DIRECTIVE: Copy the data precisely, keeping every character.

(Stored records)
* * * * *

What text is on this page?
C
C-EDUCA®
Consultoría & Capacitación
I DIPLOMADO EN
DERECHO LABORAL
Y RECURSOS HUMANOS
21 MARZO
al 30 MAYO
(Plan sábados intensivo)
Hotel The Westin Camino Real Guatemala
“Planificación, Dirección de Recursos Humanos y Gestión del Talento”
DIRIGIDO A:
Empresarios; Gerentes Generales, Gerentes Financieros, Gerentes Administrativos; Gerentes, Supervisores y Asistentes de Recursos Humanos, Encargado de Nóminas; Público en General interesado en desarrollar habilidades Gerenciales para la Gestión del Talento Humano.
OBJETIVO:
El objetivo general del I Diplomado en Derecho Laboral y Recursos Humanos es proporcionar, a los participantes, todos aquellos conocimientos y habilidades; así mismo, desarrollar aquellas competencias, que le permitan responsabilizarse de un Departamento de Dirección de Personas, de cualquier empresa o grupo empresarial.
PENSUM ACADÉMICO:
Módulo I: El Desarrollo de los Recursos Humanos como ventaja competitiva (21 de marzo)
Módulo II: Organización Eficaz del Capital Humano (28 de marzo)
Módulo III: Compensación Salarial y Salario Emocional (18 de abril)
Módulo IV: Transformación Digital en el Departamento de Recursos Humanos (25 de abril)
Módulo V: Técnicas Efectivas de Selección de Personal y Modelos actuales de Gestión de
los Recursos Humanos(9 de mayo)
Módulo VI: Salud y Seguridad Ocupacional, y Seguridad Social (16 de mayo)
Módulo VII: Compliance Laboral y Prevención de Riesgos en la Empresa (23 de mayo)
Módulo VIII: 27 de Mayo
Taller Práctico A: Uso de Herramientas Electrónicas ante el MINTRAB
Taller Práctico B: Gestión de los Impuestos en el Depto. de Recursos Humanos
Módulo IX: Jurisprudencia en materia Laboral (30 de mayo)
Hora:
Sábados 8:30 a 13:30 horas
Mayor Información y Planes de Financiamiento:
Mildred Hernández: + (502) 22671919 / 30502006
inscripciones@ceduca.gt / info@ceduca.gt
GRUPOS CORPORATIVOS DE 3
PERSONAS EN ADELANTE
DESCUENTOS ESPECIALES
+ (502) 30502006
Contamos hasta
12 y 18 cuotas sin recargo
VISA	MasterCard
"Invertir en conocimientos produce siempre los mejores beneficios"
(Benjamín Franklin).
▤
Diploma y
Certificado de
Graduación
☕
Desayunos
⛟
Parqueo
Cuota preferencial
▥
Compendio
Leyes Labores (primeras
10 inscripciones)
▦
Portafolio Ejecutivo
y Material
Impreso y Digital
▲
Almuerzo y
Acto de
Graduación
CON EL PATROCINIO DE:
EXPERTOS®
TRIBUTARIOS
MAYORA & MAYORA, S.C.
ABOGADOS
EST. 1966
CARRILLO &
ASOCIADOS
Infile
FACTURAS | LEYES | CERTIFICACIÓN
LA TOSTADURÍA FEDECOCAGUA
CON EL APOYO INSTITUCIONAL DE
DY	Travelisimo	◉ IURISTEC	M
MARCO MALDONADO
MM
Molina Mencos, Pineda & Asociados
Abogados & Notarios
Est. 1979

* * * * *

SOLVED EXERCISE:
What text is on this page?
C
C-EDUCA®
Consultoría & Capacitación
I DIPLOMADO EN
DERECHO LABORAL
Y RECURSOS HUMANOS
21 MARZO
al 30 MAYO
(Plan sábados intensivo)
Hotel The Westin Camino Real Guatemala
“Planificación, Dirección de Recursos Humanos y Gestión del Talento”
DIRIGIDO A:
Empresarios; Gerentes Generales, Gerentes Financieros, Gerentes Administrativos; Gerentes, Supervisores y Asistentes de Recursos Humanos, Encargado de Nóminas; Público en General interesado en desarrollar habilidades Gerenciales para la Gestión del Talento Humano.
OBJETIVO:
El objetivo general del I Diplomado en Derecho Laboral y Recursos Humanos es proporcionar, a los participantes, todos aquellos conocimientos y habilidades; así mismo, desarrollar aquellas competencias, que le permitan responsabilizarse de un Departamento de Dirección de Personas, de cualquier empresa o grupo empresarial.
PENSUM ACADÉMICO:
Módulo I: El Desarrollo de los Recursos Humanos como ventaja competitiva (21 de marzo)
Módulo II: Organización Eficaz del Capital Humano (28 de marzo)
Módulo III: Compensación Salarial y Salario Emocional (18 de abril)
Módulo IV: Transformación Digital en el Departamento de Recursos Humanos (25 de abril)
Módulo V: Técnicas Efectivas de Selección de Personal y Modelos actuales de Gestión de
los Recursos Humanos(9 de mayo)
Módulo VI: Salud y Seguridad Ocupacional, y Seguridad Social (16 de mayo)
Módulo VII: Compliance Laboral y Prevención de Riesgos en la Empresa (23 de mayo)
Módulo VIII: 27 de Mayo
Taller Práctico A: Uso de Herramientas Electrónicas ante el MINTRAB
Taller Práctico B: Gestión de los Impuestos en el Depto. de Recursos Humanos
Módulo IX: Jurisprudencia en materia Laboral (30 de mayo)
Hora:
Sábados 8:30 a 13:30 horas
Mayor Información y Planes de Financiamiento:
Mildred Hernández: + (502) 22671919 / 30502006
inscripciones@ceduca.gt / info@ceduca.gt
GRUPOS CORPORATIVOS DE 3
PERSONAS EN ADELANTE
DESCUENTOS ESPECIALES
+ (502) 30502006
Contamos hasta
12 y 18 cuotas sin recargo
VISA	MasterCard
"Invertir en conocimientos produce siempre los mejores beneficios"
(Benjamín Franklin).
▤
Diploma y
Certificado de
Graduación
☕
Desayunos
⛟
Parqueo
Cuota preferencial
▥
Compendio
Leyes Labores (primeras
10 inscripciones)
▦
Portafolio Ejecutivo
y Material
Impreso y Digital
▲
Almuerzo y
Acto de
Graduación
CON EL PATROCINIO DE:
EXPERTOS®
TRIBUTARIOS
MAYORA & MAYORA, S.C.
ABOGADOS
EST. 1966
CARRILLO &
ASOCIADOS
Infile
FACTURAS | LEYES | CERTIFICACIÓN
LA TOSTADURÍA FEDECOCAGUA
CON EL APOYO INSTITUCIONAL DE
DY	Travelisimo	◉ IURISTEC	M
MARCO MALDONADO
MM
Molina Mencos, Pineda & Asociados
Abogados & Notarios
Est. 1979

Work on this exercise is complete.